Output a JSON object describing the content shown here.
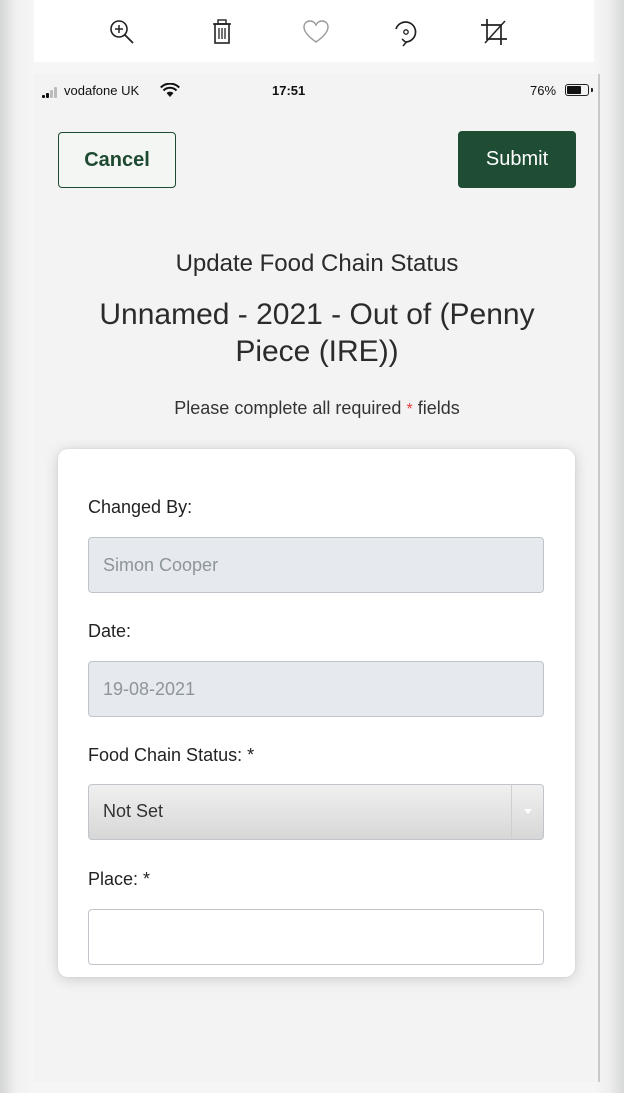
{
  "toolbar": {
    "icons": [
      "zoom-in-icon",
      "trash-icon",
      "heart-icon",
      "rotate-icon",
      "crop-icon"
    ]
  },
  "status_bar": {
    "carrier": "vodafone UK",
    "time": "17:51",
    "battery": "76%",
    "battery_level": 0.76
  },
  "header": {
    "cancel_label": "Cancel",
    "submit_label": "Submit"
  },
  "page": {
    "subtitle": "Update Food Chain Status",
    "title": "Unnamed - 2021 - Out of (Penny Piece (IRE))",
    "note_before": "Please complete all required",
    "note_marker": "*",
    "note_after": "fields"
  },
  "form": {
    "changed_by_label": "Changed By:",
    "changed_by_value": "Simon Cooper",
    "date_label": "Date:",
    "date_value": "19-08-2021",
    "status_label": "Food Chain Status: *",
    "status_value": "Not Set",
    "place_label": "Place: *",
    "place_value": ""
  },
  "colors": {
    "brand_green": "#1e4d33",
    "required_red": "#e03b3b"
  }
}
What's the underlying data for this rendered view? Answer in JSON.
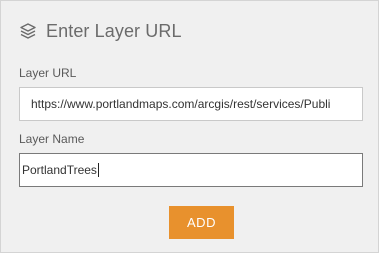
{
  "header": {
    "icon": "layers-icon",
    "title": "Enter Layer URL"
  },
  "layer_url": {
    "label": "Layer URL",
    "value": "https://www.portlandmaps.com/arcgis/rest/services/Publi"
  },
  "layer_name": {
    "label": "Layer Name",
    "value": "PortlandTrees"
  },
  "add_button": {
    "label": "ADD",
    "color": "#e8912d"
  },
  "colors": {
    "panel_bg": "#f0f0f0",
    "text": "#6b6b6b"
  }
}
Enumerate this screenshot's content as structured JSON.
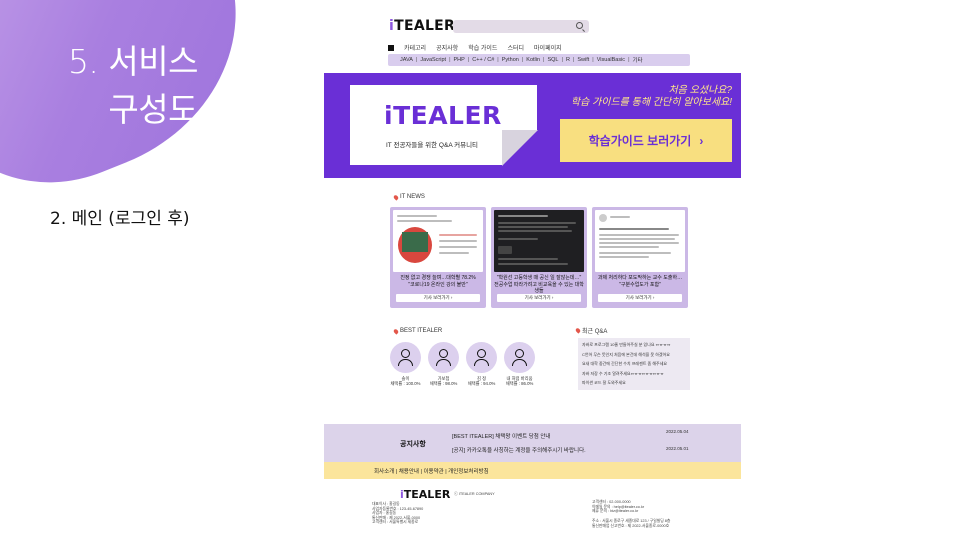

Exercise aim: Return from the data every line that holds "this".

Response:
What's the underlying data for this rendered view? Answer in JSON.
Enumerate this screenshot's content as structured JSON.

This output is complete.